▶ _Task details_: From the first line to the last, transcribe the data exactly and skip the pictures.

[Page records with their text]
=======
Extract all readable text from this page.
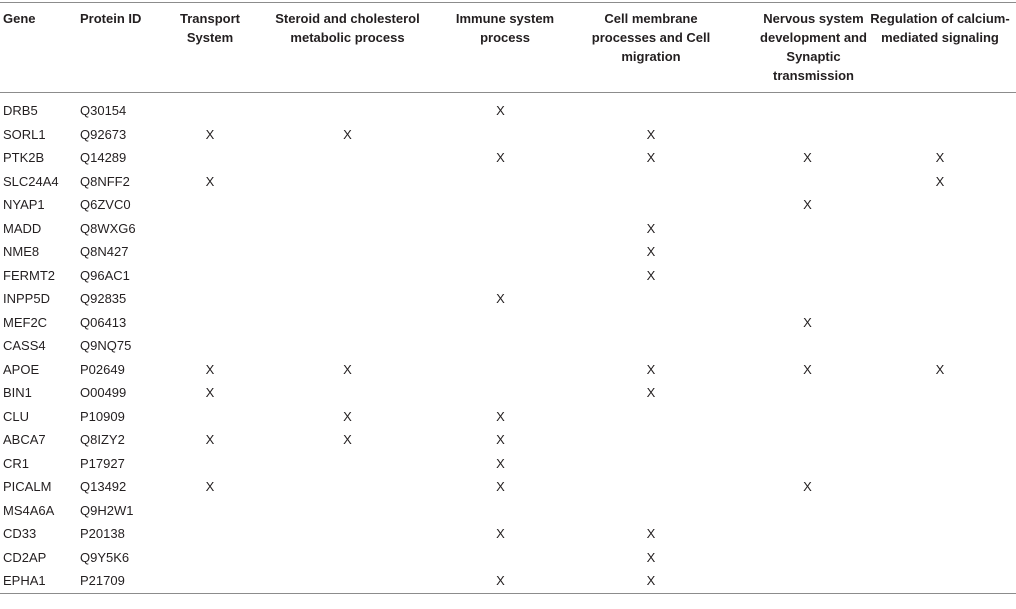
Gene	Protein ID	Transport System	Steroid and cholesterol metabolic process	Immune system process	Cell membrane processes and Cell migration	Nervous system development and Synaptic transmission	Regulation of calcium-mediated signaling
DRB5	Q30154			X			
SORL1	Q92673	X	X		X		
PTK2B	Q14289			X	X	X	X
SLC24A4	Q8NFF2	X					X
NYAP1	Q6ZVC0					X	
MADD	Q8WXG6				X		
NME8	Q8N427				X		
FERMT2	Q96AC1				X		
INPP5D	Q92835			X			
MEF2C	Q06413					X	
CASS4	Q9NQ75						
APOE	P02649	X	X		X	X	X
BIN1	O00499	X			X		
CLU	P10909		X	X			
ABCA7	Q8IZY2	X	X	X			
CR1	P17927			X			
PICALM	Q13492	X		X		X	
MS4A6A	Q9H2W1						
CD33	P20138			X	X		
CD2AP	Q9Y5K6				X		
EPHA1	P21709			X	X		
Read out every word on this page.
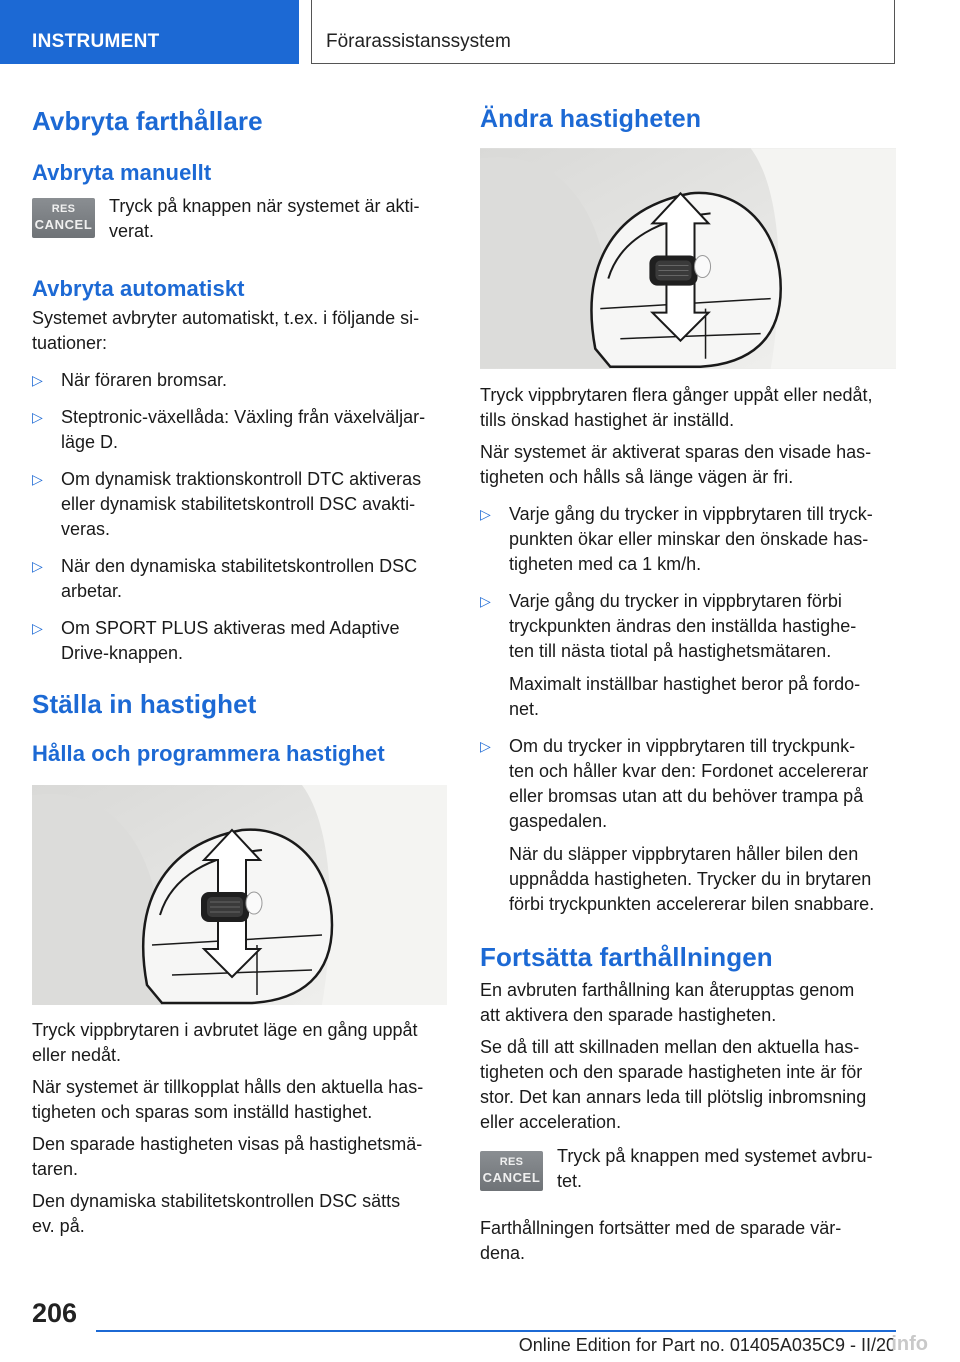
INSTRUMENT	Förarassistanssystem
Avbryta farthållare
Avbryta manuellt
RES
CANCEL

Tryck på knappen när systemet är akti-
verat.

Avbryta automatiskt

Systemet avbryter automatiskt, t.ex. i följande si-
tuationer:

▷ När föraren bromsar.
▷ Steptronic-växellåda: Växling från växelväljar-
läge D.
▷ Om dynamisk traktionskontroll DTC aktiveras
eller dynamisk stabilitetskontroll DSC avakti-
veras.
▷ När den dynamiska stabilitetskontrollen DSC
arbetar.
▷ Om SPORT PLUS aktiveras med Adaptive
Drive-knappen.
Ställa in hastighet
Hålla och programmera hastighet

Tryck vippbrytaren i avbrutet läge en gång uppåt
eller nedåt.

När systemet är tillkopplat hålls den aktuella has-
tigheten och sparas som inställd hastighet.

Den sparade hastigheten visas på hastighetsmä-
taren.

Den dynamiska stabilitetskontrollen DSC sätts
ev. på.

Ändra hastigheten

Tryck vippbrytaren flera gånger uppåt eller nedåt,
tills önskad hastighet är inställd.

När systemet är aktiverat sparas den visade has-
tigheten och hålls så länge vägen är fri.

▷ Varje gång du trycker in vippbrytaren till tryck-
punkten ökar eller minskar den önskade has-
tigheten med ca 1 km/h.
▷ Varje gång du trycker in vippbrytaren förbi
tryckpunkten ändras den inställda hastighe-
ten till nästa tiotal på hastighetsmätaren.
Maximalt inställbar hastighet beror på fordo-
net.
▷ Om du trycker in vippbrytaren till tryckpunk-
ten och håller kvar den: Fordonet accelererar
eller bromsas utan att du behöver trampa på
gaspedalen.
När du släpper vippbrytaren håller bilen den
uppnådda hastigheten. Trycker du in brytaren
förbi tryckpunkten accelererar bilen snabbare.
Fortsätta farthållningen

En avbruten farthållning kan återupptas genom
att aktivera den sparade hastigheten.

Se då till att skillnaden mellan den aktuella has-
tigheten och den sparade hastigheten inte är för
stor. Det kan annars leda till plötslig inbromsning
eller acceleration.

RES
CANCEL

Tryck på knappen med systemet avbru-
tet.

Farthållningen fortsätter med de sparade vär-
dena.

206
Online Edition for Part no. 01405A035C9 - II/20
info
=======
▶ _Exercise output_:
Extract all readable text from this page.
Gene	Protein ID	Transport System	Steroid and cholesterol metabolic process	Immune system process	Cell membrane processes and Cell migration	Nervous system development and Synaptic transmission	Regulation of calcium-mediated signaling
DRB5	Q30154			X			
SORL1	Q92673	X	X		X		
PTK2B	Q14289			X	X	X	X
SLC24A4	Q8NFF2	X					X
NYAP1	Q6ZVC0					X	
MADD	Q8WXG6				X		
NME8	Q8N427				X		
FERMT2	Q96AC1				X		
INPP5D	Q92835			X			
MEF2C	Q06413					X	
CASS4	Q9NQ75						
APOE	P02649	X	X		X	X	X
BIN1	O00499	X			X		
CLU	P10909		X	X			
ABCA7	Q8IZY2	X	X	X			
CR1	P17927			X			
PICALM	Q13492	X		X		X	
MS4A6A	Q9H2W1						
CD33	P20138			X	X		
CD2AP	Q9Y5K6				X		
EPHA1	P21709			X	X		
Read out every word on this page.
INSTRUMENT	Förarassistanssystem
Avbryta farthållare
Avbryta manuellt
RES
CANCEL

Tryck på knappen när systemet är akti-
verat.

Avbryta automatiskt

Systemet avbryter automatiskt, t.ex. i följande si-
tuationer:

▷ När föraren bromsar.
▷ Steptronic-växellåda: Växling från växelväljar-
läge D.
▷ Om dynamisk traktionskontroll DTC aktiveras
eller dynamisk stabilitetskontroll DSC avakti-
veras.
▷ När den dynamiska stabilitetskontrollen DSC
arbetar.
▷ Om SPORT PLUS aktiveras med Adaptive
Drive-knappen.
Ställa in hastighet
Hålla och programmera hastighet

Tryck vippbrytaren i avbrutet läge en gång uppåt
eller nedåt.

När systemet är tillkopplat hålls den aktuella has-
tigheten och sparas som inställd hastighet.

Den sparade hastigheten visas på hastighetsmä-
taren.

Den dynamiska stabilitetskontrollen DSC sätts
ev. på.

Ändra hastigheten

Tryck vippbrytaren flera gånger uppåt eller nedåt,
tills önskad hastighet är inställd.

När systemet är aktiverat sparas den visade has-
tigheten och hålls så länge vägen är fri.

▷ Varje gång du trycker in vippbrytaren till tryck-
punkten ökar eller minskar den önskade has-
tigheten med ca 1 km/h.
▷ Varje gång du trycker in vippbrytaren förbi
tryckpunkten ändras den inställda hastighe-
ten till nästa tiotal på hastighetsmätaren.
Maximalt inställbar hastighet beror på fordo-
net.
▷ Om du trycker in vippbrytaren till tryckpunk-
ten och håller kvar den: Fordonet accelererar
eller bromsas utan att du behöver trampa på
gaspedalen.
När du släpper vippbrytaren håller bilen den
uppnådda hastigheten. Trycker du in brytaren
förbi tryckpunkten accelererar bilen snabbare.
Fortsätta farthållningen

En avbruten farthållning kan återupptas genom
att aktivera den sparade hastigheten.

Se då till att skillnaden mellan den aktuella has-
tigheten och den sparade hastigheten inte är för
stor. Det kan annars leda till plötslig inbromsning
eller acceleration.

RES
CANCEL

Tryck på knappen med systemet avbru-
tet.

Farthållningen fortsätter med de sparade vär-
dena.

206
Online Edition for Part no. 01405A035C9 - II/20
info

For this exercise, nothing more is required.